Data lines:
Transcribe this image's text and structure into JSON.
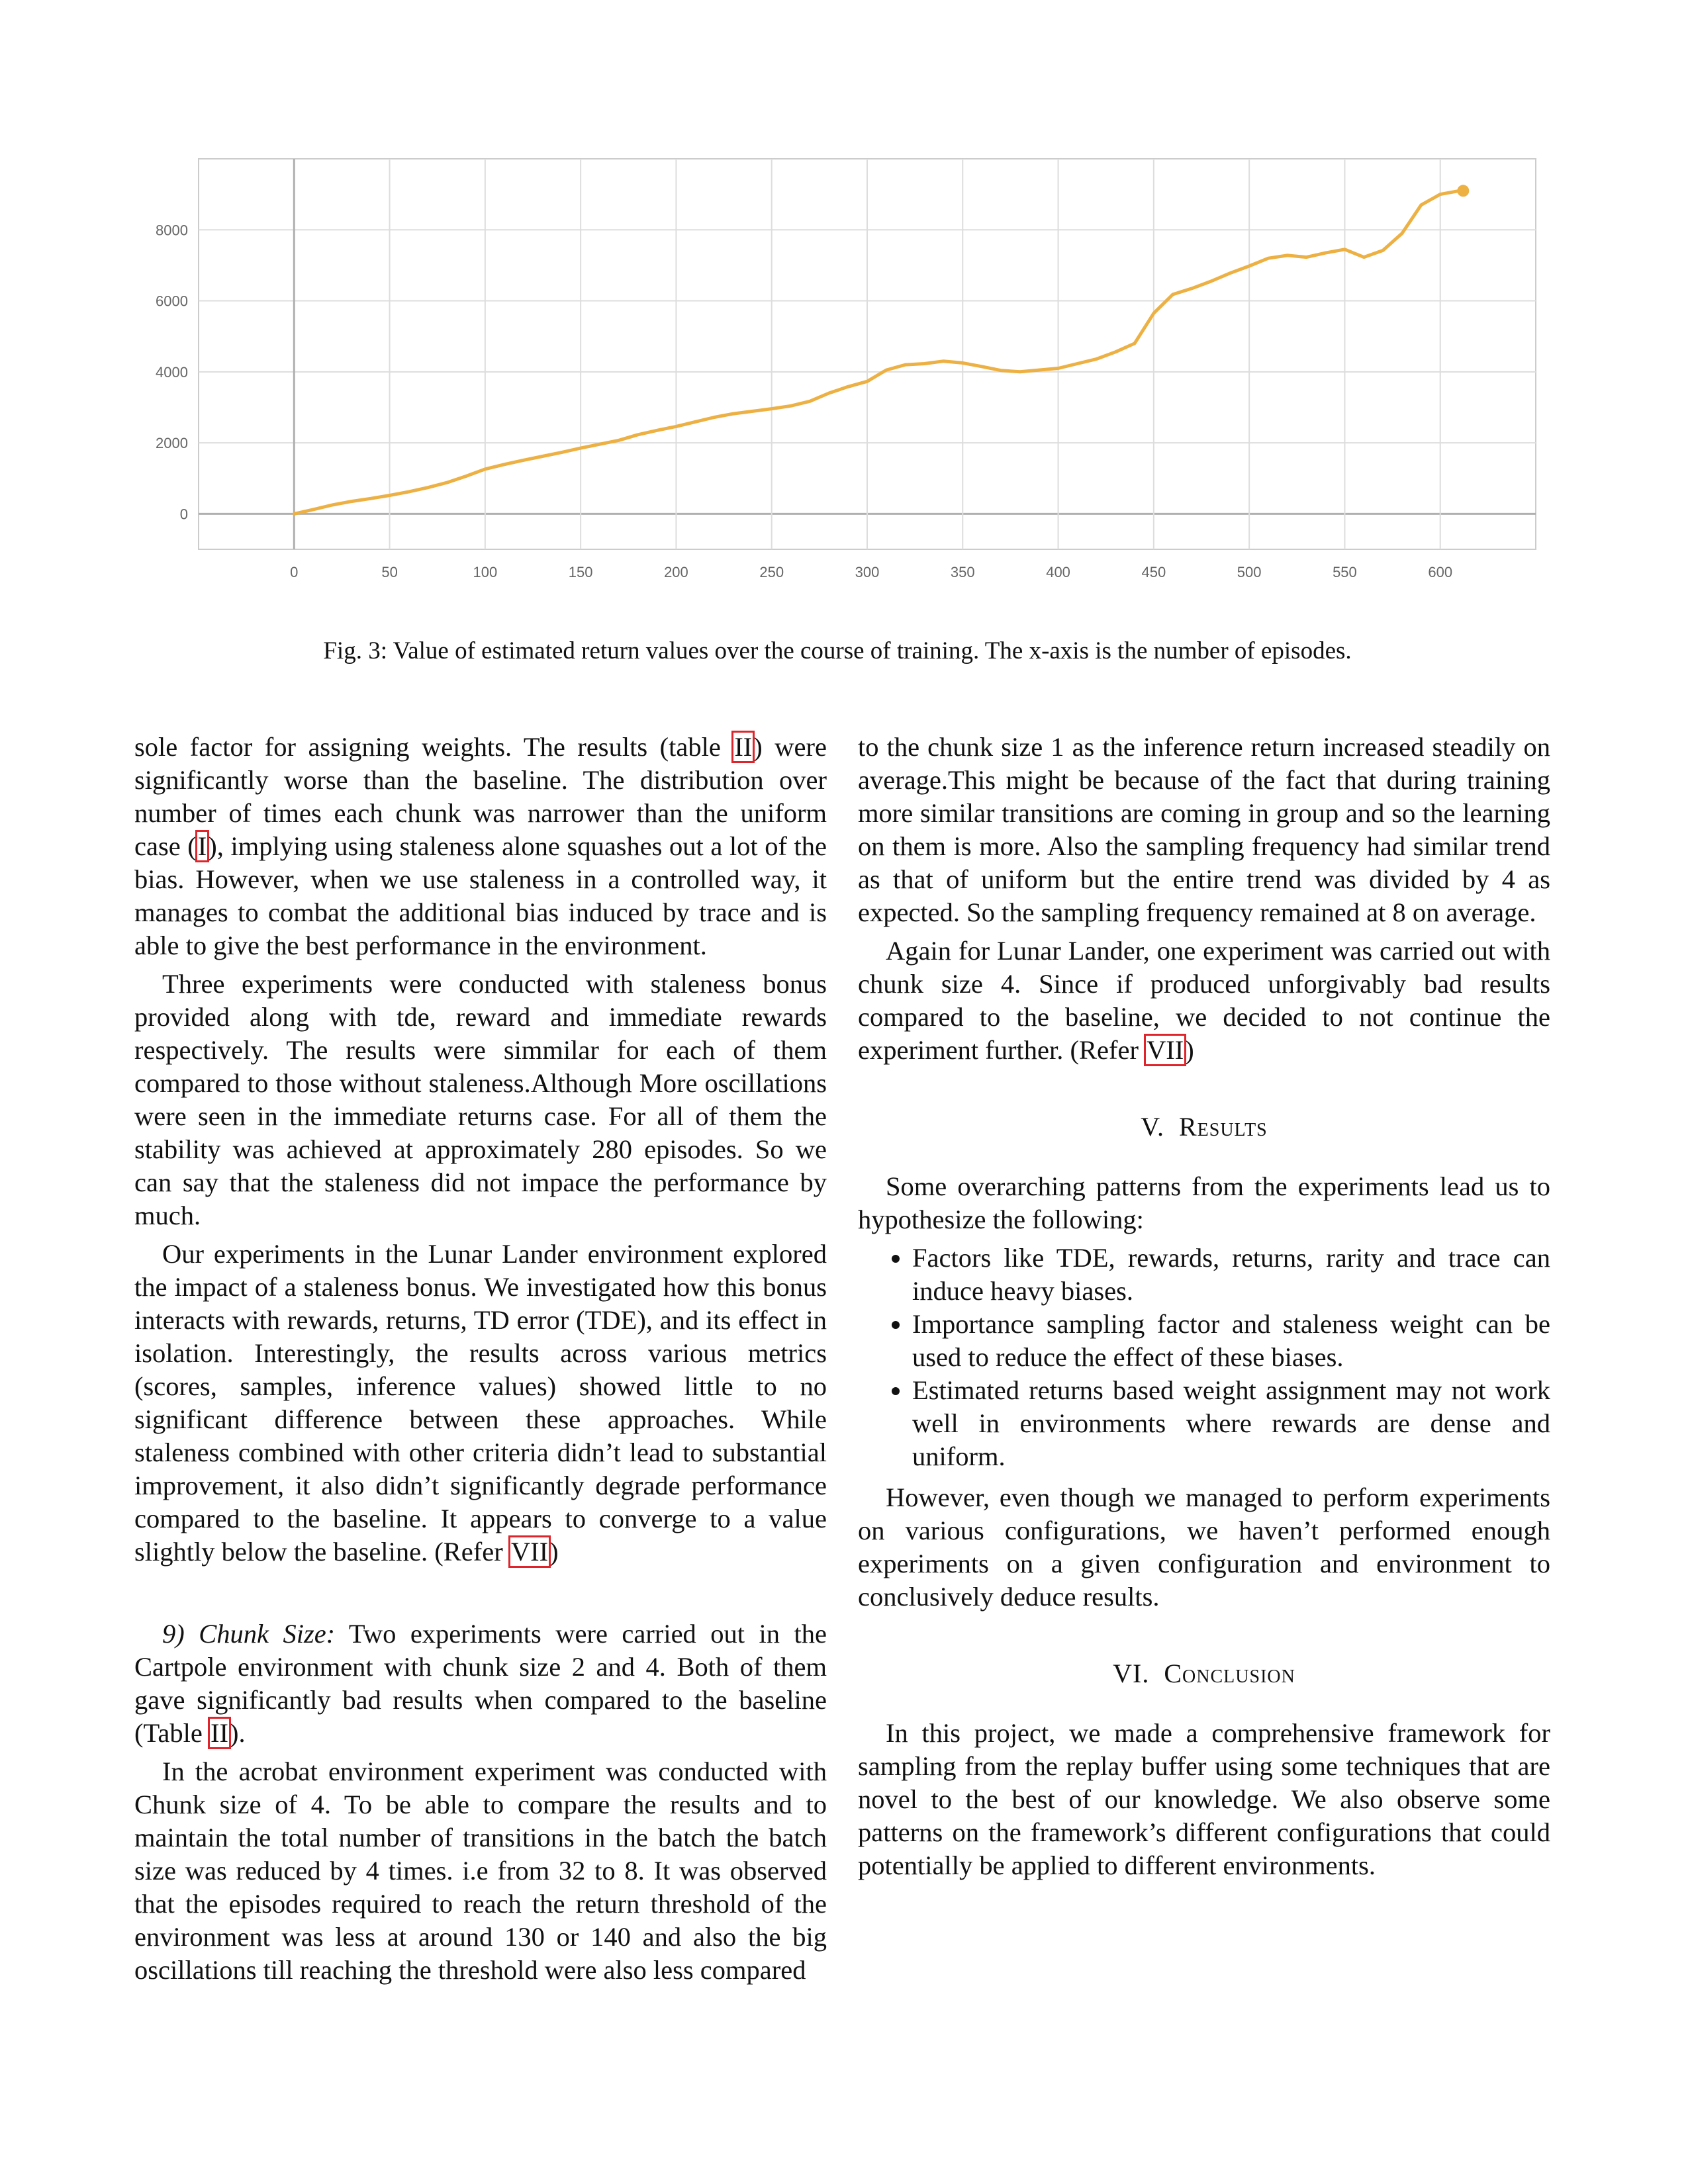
{
  "chart_data": {
    "type": "line",
    "title": "",
    "xlabel": "",
    "ylabel": "",
    "xlim": [
      -50,
      650
    ],
    "ylim": [
      -1000,
      10000
    ],
    "x_ticks": [
      0,
      50,
      100,
      150,
      200,
      250,
      300,
      350,
      400,
      450,
      500,
      550,
      600
    ],
    "y_ticks": [
      0,
      2000,
      4000,
      6000,
      8000
    ],
    "grid": true,
    "color": "#EDB042",
    "series": [
      {
        "x": [
          0,
          10,
          20,
          30,
          40,
          50,
          60,
          70,
          80,
          90,
          100,
          110,
          120,
          130,
          140,
          150,
          160,
          170,
          180,
          190,
          200,
          210,
          220,
          230,
          240,
          250,
          260,
          270,
          280,
          290,
          300,
          310,
          320,
          330,
          340,
          350,
          360,
          370,
          380,
          390,
          400,
          410,
          420,
          430,
          440,
          450,
          460,
          470,
          480,
          490,
          500,
          510,
          520,
          530,
          540,
          550,
          560,
          570,
          580,
          590,
          600,
          610,
          612
        ],
        "y": [
          0,
          120,
          250,
          350,
          430,
          520,
          620,
          740,
          880,
          1060,
          1260,
          1390,
          1510,
          1620,
          1730,
          1850,
          1960,
          2070,
          2230,
          2350,
          2460,
          2590,
          2720,
          2820,
          2890,
          2960,
          3040,
          3170,
          3400,
          3580,
          3730,
          4050,
          4200,
          4230,
          4300,
          4250,
          4150,
          4040,
          4000,
          4050,
          4100,
          4230,
          4360,
          4560,
          4800,
          5650,
          6180,
          6350,
          6550,
          6780,
          6980,
          7200,
          7280,
          7230,
          7350,
          7450,
          7230,
          7420,
          7900,
          8700,
          9000,
          9100,
          9100
        ]
      }
    ]
  },
  "caption": "Fig. 3: Value of estimated return values over the course of training. The x-axis is the number of episodes.",
  "left": {
    "p1": {
      "a": "sole factor for assigning weights. The results (table ",
      "ref1": "II",
      "b": ") were significantly worse than the baseline. The distribution over number of times each chunk was narrower than the uniform case (",
      "ref2": "I",
      "c": "), implying using staleness alone squashes out a lot of the bias. However, when we use staleness in a controlled way, it manages to combat the additional bias induced by trace and is able to give the best performance in the environment."
    },
    "p2": "Three experiments were conducted with staleness bonus provided along with tde, reward and immediate rewards respectively. The results were simmilar for each of them compared to those without staleness.Although More oscillations were seen in the immediate returns case. For all of them the stability was achieved at approximately 280 episodes. So we can say that the staleness did not impace the performance by much.",
    "p3": {
      "a": "Our experiments in the Lunar Lander environment explored the impact of a staleness bonus. We investigated how this bonus interacts with rewards, returns, TD error (TDE), and its effect in isolation. Interestingly, the results across various metrics (scores, samples, inference values) showed little to no significant difference between these approaches. While staleness combined with other criteria didn’t lead to substantial improvement, it also didn’t significantly degrade performance compared to the baseline. It appears to converge to a value slightly below the baseline. (Refer ",
      "ref": "VII",
      "b": ")"
    },
    "p4": {
      "title": "9) Chunk Size:",
      "a": " Two experiments were carried out in the Cartpole environment with chunk size 2 and 4. Both of them gave significantly bad results when compared to the baseline (Table ",
      "ref": "II",
      "b": ")."
    },
    "p5": "In the acrobat environment experiment was conducted with Chunk size of 4. To be able to compare the results and to maintain the total number of transitions in the batch the batch size was reduced by 4 times. i.e from 32 to 8. It was observed that the episodes required to reach the return threshold of the environment was less at around 130 or 140 and also the big oscillations till reaching the threshold were also less compared"
  },
  "right": {
    "p1": "to the chunk size 1 as the inference return increased steadily on average.This might be because of the fact that during training more similar transitions are coming in group and so the learning on them is more. Also the sampling frequency had similar trend as that of uniform but the entire trend was divided by 4 as expected. So the sampling frequency remained at 8 on average.",
    "p2": {
      "a": "Again for Lunar Lander, one experiment was carried out with chunk size 4. Since if produced unforgivably bad results compared to the baseline, we decided to not continue the experiment further. (Refer ",
      "ref": "VII",
      "b": ")"
    },
    "sec5": {
      "num": "V.",
      "title": "Results"
    },
    "p3": "Some overarching patterns from the experiments lead us to hypothesize the following:",
    "bullets": [
      "Factors like TDE, rewards, returns, rarity and trace can induce heavy biases.",
      "Importance sampling factor and staleness weight can be used to reduce the effect of these biases.",
      "Estimated returns based weight assignment may not work well in environments where rewards are dense and uniform."
    ],
    "p4": "However, even though we managed to perform experiments on various configurations, we haven’t performed enough experiments on a given configuration and environment to conclusively deduce results.",
    "sec6": {
      "num": "VI.",
      "title": "Conclusion"
    },
    "p5": "In this project, we made a comprehensive framework for sampling from the replay buffer using some techniques that are novel to the best of our knowledge. We also observe some patterns on the framework’s different configurations that could potentially be applied to different environments."
  }
}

What to do: Retype every record above exactly as written, but leave out the pictures.

Result of the task:
Transcribe this image's text and structure into JSON.
{
  "chart_data": {
    "type": "line",
    "title": "",
    "xlabel": "",
    "ylabel": "",
    "xlim": [
      -50,
      650
    ],
    "ylim": [
      -1000,
      10000
    ],
    "x_ticks": [
      0,
      50,
      100,
      150,
      200,
      250,
      300,
      350,
      400,
      450,
      500,
      550,
      600
    ],
    "y_ticks": [
      0,
      2000,
      4000,
      6000,
      8000
    ],
    "grid": true,
    "color": "#EDB042",
    "series": [
      {
        "x": [
          0,
          10,
          20,
          30,
          40,
          50,
          60,
          70,
          80,
          90,
          100,
          110,
          120,
          130,
          140,
          150,
          160,
          170,
          180,
          190,
          200,
          210,
          220,
          230,
          240,
          250,
          260,
          270,
          280,
          290,
          300,
          310,
          320,
          330,
          340,
          350,
          360,
          370,
          380,
          390,
          400,
          410,
          420,
          430,
          440,
          450,
          460,
          470,
          480,
          490,
          500,
          510,
          520,
          530,
          540,
          550,
          560,
          570,
          580,
          590,
          600,
          610,
          612
        ],
        "y": [
          0,
          120,
          250,
          350,
          430,
          520,
          620,
          740,
          880,
          1060,
          1260,
          1390,
          1510,
          1620,
          1730,
          1850,
          1960,
          2070,
          2230,
          2350,
          2460,
          2590,
          2720,
          2820,
          2890,
          2960,
          3040,
          3170,
          3400,
          3580,
          3730,
          4050,
          4200,
          4230,
          4300,
          4250,
          4150,
          4040,
          4000,
          4050,
          4100,
          4230,
          4360,
          4560,
          4800,
          5650,
          6180,
          6350,
          6550,
          6780,
          6980,
          7200,
          7280,
          7230,
          7350,
          7450,
          7230,
          7420,
          7900,
          8700,
          9000,
          9100,
          9100
        ]
      }
    ]
  },
  "caption": "Fig. 3: Value of estimated return values over the course of training. The x-axis is the number of episodes.",
  "left": {
    "p1": {
      "a": "sole factor for assigning weights. The results (table ",
      "ref1": "II",
      "b": ") were significantly worse than the baseline. The distribution over number of times each chunk was narrower than the uniform case (",
      "ref2": "I",
      "c": "), implying using staleness alone squashes out a lot of the bias. However, when we use staleness in a controlled way, it manages to combat the additional bias induced by trace and is able to give the best performance in the environment."
    },
    "p2": "Three experiments were conducted with staleness bonus provided along with tde, reward and immediate rewards respectively. The results were simmilar for each of them compared to those without staleness.Although More oscillations were seen in the immediate returns case. For all of them the stability was achieved at approximately 280 episodes. So we can say that the staleness did not impace the performance by much.",
    "p3": {
      "a": "Our experiments in the Lunar Lander environment explored the impact of a staleness bonus. We investigated how this bonus interacts with rewards, returns, TD error (TDE), and its effect in isolation. Interestingly, the results across various metrics (scores, samples, inference values) showed little to no significant difference between these approaches. While staleness combined with other criteria didn’t lead to substantial improvement, it also didn’t significantly degrade performance compared to the baseline. It appears to converge to a value slightly below the baseline. (Refer ",
      "ref": "VII",
      "b": ")"
    },
    "p4": {
      "title": "9) Chunk Size:",
      "a": " Two experiments were carried out in the Cartpole environment with chunk size 2 and 4. Both of them gave significantly bad results when compared to the baseline (Table ",
      "ref": "II",
      "b": ")."
    },
    "p5": "In the acrobat environment experiment was conducted with Chunk size of 4. To be able to compare the results and to maintain the total number of transitions in the batch the batch size was reduced by 4 times. i.e from 32 to 8. It was observed that the episodes required to reach the return threshold of the environment was less at around 130 or 140 and also the big oscillations till reaching the threshold were also less compared"
  },
  "right": {
    "p1": "to the chunk size 1 as the inference return increased steadily on average.This might be because of the fact that during training more similar transitions are coming in group and so the learning on them is more. Also the sampling frequency had similar trend as that of uniform but the entire trend was divided by 4 as expected. So the sampling frequency remained at 8 on average.",
    "p2": {
      "a": "Again for Lunar Lander, one experiment was carried out with chunk size 4. Since if produced unforgivably bad results compared to the baseline, we decided to not continue the experiment further. (Refer ",
      "ref": "VII",
      "b": ")"
    },
    "sec5": {
      "num": "V.",
      "title": "Results"
    },
    "p3": "Some overarching patterns from the experiments lead us to hypothesize the following:",
    "bullets": [
      "Factors like TDE, rewards, returns, rarity and trace can induce heavy biases.",
      "Importance sampling factor and staleness weight can be used to reduce the effect of these biases.",
      "Estimated returns based weight assignment may not work well in environments where rewards are dense and uniform."
    ],
    "p4": "However, even though we managed to perform experiments on various configurations, we haven’t performed enough experiments on a given configuration and environment to conclusively deduce results.",
    "sec6": {
      "num": "VI.",
      "title": "Conclusion"
    },
    "p5": "In this project, we made a comprehensive framework for sampling from the replay buffer using some techniques that are novel to the best of our knowledge. We also observe some patterns on the framework’s different configurations that could potentially be applied to different environments."
  }
}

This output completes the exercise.